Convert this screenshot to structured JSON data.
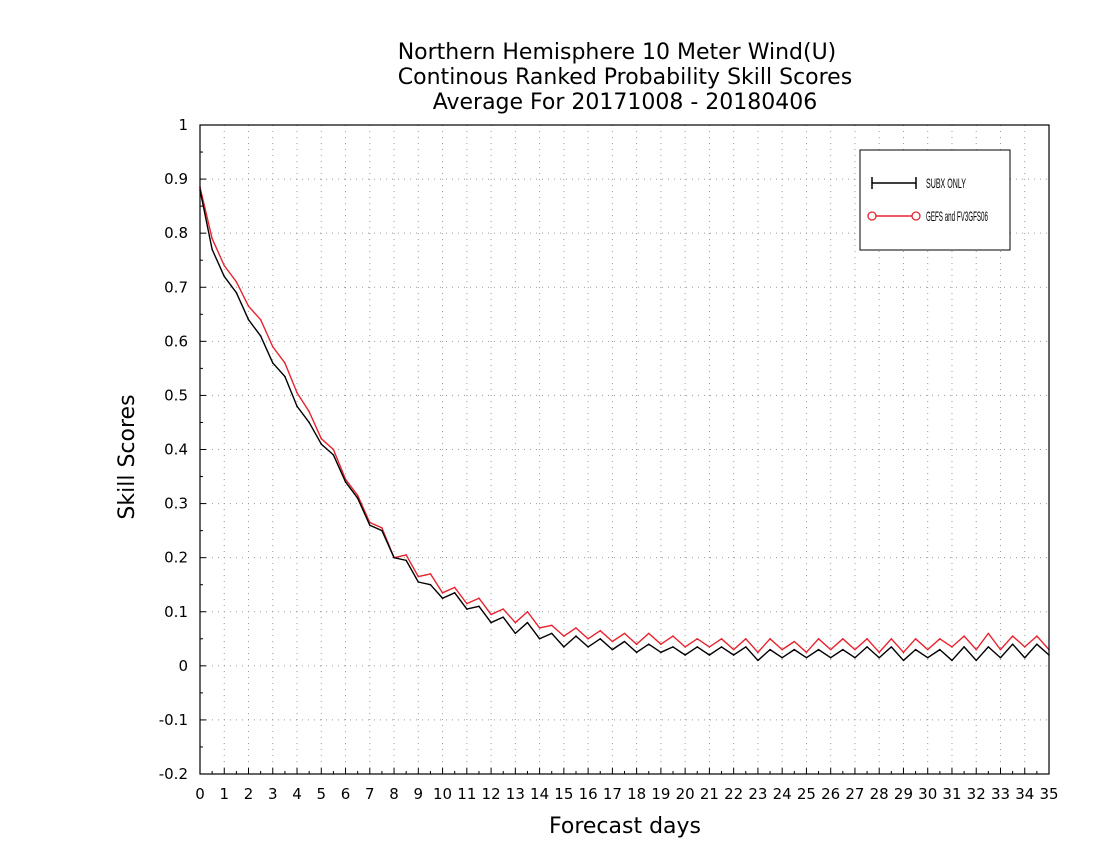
{
  "chart_data": {
    "type": "line",
    "title": "Northern Hemisphere 10 Meter Wind(U)",
    "subtitle": "Continous Ranked Probability Skill Scores",
    "subtitle2": "Average For 20171008 - 20180406",
    "xlabel": "Forecast days",
    "ylabel": "Skill Scores",
    "xlim": [
      0,
      35
    ],
    "ylim": [
      -0.2,
      1
    ],
    "grid": true,
    "legend_position": "top-right",
    "x_ticks": [
      "0",
      "1",
      "2",
      "3",
      "4",
      "5",
      "6",
      "7",
      "8",
      "9",
      "10",
      "11",
      "12",
      "13",
      "14",
      "15",
      "16",
      "17",
      "18",
      "19",
      "20",
      "21",
      "22",
      "23",
      "24",
      "25",
      "26",
      "27",
      "28",
      "29",
      "30",
      "31",
      "32",
      "33",
      "34",
      "35"
    ],
    "y_ticks": [
      "-0.2",
      "-0.1",
      "0",
      "0.1",
      "0.2",
      "0.3",
      "0.4",
      "0.5",
      "0.6",
      "0.7",
      "0.8",
      "0.9",
      "1"
    ],
    "x": [
      0,
      0.5,
      1,
      1.5,
      2,
      2.5,
      3,
      3.5,
      4,
      4.5,
      5,
      5.5,
      6,
      6.5,
      7,
      7.5,
      8,
      8.5,
      9,
      9.5,
      10,
      10.5,
      11,
      11.5,
      12,
      12.5,
      13,
      13.5,
      14,
      14.5,
      15,
      15.5,
      16,
      16.5,
      17,
      17.5,
      18,
      18.5,
      19,
      19.5,
      20,
      20.5,
      21,
      21.5,
      22,
      22.5,
      23,
      23.5,
      24,
      24.5,
      25,
      25.5,
      26,
      26.5,
      27,
      27.5,
      28,
      28.5,
      29,
      29.5,
      30,
      30.5,
      31,
      31.5,
      32,
      32.5,
      33,
      33.5,
      34,
      34.5,
      35
    ],
    "series": [
      {
        "name": "SUBX ONLY",
        "color": "#000000",
        "marker": "plus",
        "values": [
          0.88,
          0.77,
          0.72,
          0.69,
          0.64,
          0.61,
          0.56,
          0.535,
          0.48,
          0.45,
          0.41,
          0.39,
          0.34,
          0.31,
          0.26,
          0.25,
          0.2,
          0.195,
          0.155,
          0.15,
          0.125,
          0.135,
          0.105,
          0.11,
          0.08,
          0.09,
          0.06,
          0.08,
          0.05,
          0.06,
          0.035,
          0.055,
          0.035,
          0.05,
          0.03,
          0.045,
          0.025,
          0.04,
          0.025,
          0.035,
          0.02,
          0.035,
          0.02,
          0.035,
          0.02,
          0.035,
          0.01,
          0.03,
          0.015,
          0.03,
          0.015,
          0.03,
          0.015,
          0.03,
          0.015,
          0.035,
          0.015,
          0.035,
          0.01,
          0.03,
          0.015,
          0.03,
          0.01,
          0.035,
          0.01,
          0.035,
          0.015,
          0.04,
          0.015,
          0.04,
          0.02
        ]
      },
      {
        "name": "GEFS and FV3GFS06",
        "color": "#e8232c",
        "marker": "circle",
        "values": [
          0.885,
          0.79,
          0.74,
          0.71,
          0.665,
          0.64,
          0.59,
          0.56,
          0.505,
          0.47,
          0.42,
          0.4,
          0.345,
          0.315,
          0.265,
          0.255,
          0.2,
          0.205,
          0.165,
          0.17,
          0.135,
          0.145,
          0.115,
          0.125,
          0.095,
          0.105,
          0.08,
          0.1,
          0.07,
          0.075,
          0.055,
          0.07,
          0.05,
          0.065,
          0.045,
          0.06,
          0.04,
          0.06,
          0.04,
          0.055,
          0.035,
          0.05,
          0.035,
          0.05,
          0.03,
          0.05,
          0.025,
          0.05,
          0.03,
          0.045,
          0.025,
          0.05,
          0.03,
          0.05,
          0.03,
          0.05,
          0.025,
          0.05,
          0.025,
          0.05,
          0.03,
          0.05,
          0.035,
          0.055,
          0.03,
          0.06,
          0.03,
          0.055,
          0.035,
          0.055,
          0.03
        ]
      }
    ]
  }
}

Aim of the task
Pick out each line in the material containing "name".

Output for this task
        "name": "SUBX ONLY",
        "name": "GEFS and FV3GFS06",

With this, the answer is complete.